**Verilen Metin**
+--
Çarşamba Şeker Fabrikası'nın hikayesi, rahmetli Erbakan'ın "Milli Seferberlik" ilan ettiği ve "Ağır sanayi hamlesi" olarak adlandırdığı yıllarda başlıyor...

Erbakan'ın attığı temellerle "alay" edenler; 599 işçinin çalıştığı fabrikanın 1989 yılında faaliyete başlamasıyla mahcup olmuştu…

Fabrika, 2009 yılına kadar hem üreticinin alın terinin değerlendirmesi hem de ülke ekonomisine kazandırdıklarıyla yörenin 'göz bebeği' iken, "Özelleştirme" furyasında, aynı tarihte Ak-Can Şeker'e 606 milyon dolara satıldı. İhalenin iptalinden sonra bu kez 2011 yılında yeniden özelleştirme kapsamına alındı ve aynı firma, bu defa fabrikayı 656 milyon dolara satın aldı...

Tepkiler vardı. Esnaf, işçiler ve vatandaşlar ayaktaydı...

Çok geçmeden Çarşamba Şeker Fabrikası'nın özelleştirilmeyeceği açıklandı...

Bu kaotik süreç içinde üretici bezmiş, pancar ekicilerinin sayısı da haliyle azalmıştı...

Bölge ve ülke ekonomisine büyük katkısı olan Çarşamba Şeker Fabrikası'nın yeniden faaliyete geçebilmesi için şeker pancarı gerekiyordu...

Dönemin Çarşamba Kaymakamı Caner Yıldız, 2012 yılının Aralık ayında pancar ekimi yapan 30 köyün muhtarıyla toplantı yaptı. O toplantıda, Şeker-İş Sendikası Şube Başkanı Sinan Türe ve Çarşamba Ziraat Odası Başkanı İsmail Güngör de vardı...
+--
**Alıntılanan Öğeler**
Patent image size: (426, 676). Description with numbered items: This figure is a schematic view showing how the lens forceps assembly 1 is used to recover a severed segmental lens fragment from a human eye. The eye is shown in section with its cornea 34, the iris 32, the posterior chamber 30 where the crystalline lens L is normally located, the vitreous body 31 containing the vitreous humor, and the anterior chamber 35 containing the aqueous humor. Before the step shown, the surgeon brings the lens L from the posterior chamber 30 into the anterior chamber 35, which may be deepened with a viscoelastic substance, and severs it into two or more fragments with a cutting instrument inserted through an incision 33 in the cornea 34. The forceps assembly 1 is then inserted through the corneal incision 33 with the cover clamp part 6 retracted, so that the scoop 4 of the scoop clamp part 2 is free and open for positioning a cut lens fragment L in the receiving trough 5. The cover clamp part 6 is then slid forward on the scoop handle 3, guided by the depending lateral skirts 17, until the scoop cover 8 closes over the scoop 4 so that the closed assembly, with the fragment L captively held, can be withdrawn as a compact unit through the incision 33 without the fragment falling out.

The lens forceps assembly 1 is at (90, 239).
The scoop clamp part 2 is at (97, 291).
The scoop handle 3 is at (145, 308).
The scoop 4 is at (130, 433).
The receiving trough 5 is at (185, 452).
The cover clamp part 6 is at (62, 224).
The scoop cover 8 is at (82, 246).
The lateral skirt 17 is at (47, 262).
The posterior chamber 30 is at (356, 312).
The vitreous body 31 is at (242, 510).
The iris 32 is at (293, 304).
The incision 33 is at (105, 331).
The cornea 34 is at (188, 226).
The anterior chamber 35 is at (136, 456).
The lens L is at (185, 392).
+--
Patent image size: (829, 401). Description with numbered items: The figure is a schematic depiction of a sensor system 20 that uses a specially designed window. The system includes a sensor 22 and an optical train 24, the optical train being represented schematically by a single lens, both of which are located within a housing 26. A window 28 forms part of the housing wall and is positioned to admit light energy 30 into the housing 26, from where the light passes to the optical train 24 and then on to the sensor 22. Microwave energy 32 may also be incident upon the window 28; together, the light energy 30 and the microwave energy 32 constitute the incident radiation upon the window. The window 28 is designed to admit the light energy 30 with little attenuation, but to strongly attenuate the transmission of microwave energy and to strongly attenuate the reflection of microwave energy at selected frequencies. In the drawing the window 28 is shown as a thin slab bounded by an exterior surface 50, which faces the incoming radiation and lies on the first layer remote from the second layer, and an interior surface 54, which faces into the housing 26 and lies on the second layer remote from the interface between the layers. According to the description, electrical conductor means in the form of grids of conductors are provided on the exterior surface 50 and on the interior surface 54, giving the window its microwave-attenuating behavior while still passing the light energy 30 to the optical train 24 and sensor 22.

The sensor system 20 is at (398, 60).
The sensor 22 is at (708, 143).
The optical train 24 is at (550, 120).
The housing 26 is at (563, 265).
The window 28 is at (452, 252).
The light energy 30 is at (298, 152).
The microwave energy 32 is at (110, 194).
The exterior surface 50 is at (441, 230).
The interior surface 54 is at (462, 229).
+--
**Hedefler**
A – Çarşamba Şeker Fabrikası metnine göre aşağıdaki soruları yanıtlayın.
(i) Fabrika 1989'da faaliyete başladığında kaç işçi çalışıyordu?
(ii) Ak-Can Şeker, 2011 yılında fabrikayı kaç dolara satın aldı?
(iii) Çarşamba Kaymakamı Caner Yıldız, 2012 yılının Aralık ayında kaç köyün muhtarıyla toplantı yaptı?
B – Çarşamba Şeker Fabrikası metninin "Çarşamba Şeker Fabrikası'nın hikayesi, rahmetli" sözleriyle başlayıp "da haliyle azalmıştı..." sözlerine kadar süren bölümünü hiç değiştirmeden kopyalayın.
Öğeler, metinden ayrı bir malzemedir.

**Alıştırma Cevapları**
A –
(i) 599 işçi
(ii) 656 milyon dolar
(iii) 30 köyün muhtarıyla

B –
Çarşamba Şeker Fabrikası'nın hikayesi, rahmetli Erbakan'ın "Milli Seferberlik" ilan ettiği ve "Ağır sanayi hamlesi" olarak adlandırdığı yıllarda başlıyor...

Erbakan'ın attığı temellerle "alay" edenler; 599 işçinin çalıştığı fabrikanın 1989 yılında faaliyete başlamasıyla mahcup olmuştu…

Fabrika, 2009 yılına kadar hem üreticinin alın terinin değerlendirmesi hem de ülke ekonomisine kazandırdıklarıyla yörenin 'göz bebeği' iken, "Özelleştirme" furyasında, aynı tarihte Ak-Can Şeker'e 606 milyon dolara satıldı. İhalenin iptalinden sonra bu kez 2011 yılında yeniden özelleştirme kapsamına alındı ve aynı firma, bu defa fabrikayı 656 milyon dolara satın aldı...

Tepkiler vardı. Esnaf, işçiler ve vatandaşlar ayaktaydı...

Çok geçmeden Çarşamba Şeker Fabrikası'nın özelleştirilmeyeceği açıklandı...

Bu kaotik süreç içinde üretici bezmiş, pancar ekicilerinin sayısı da haliyle azalmıştı...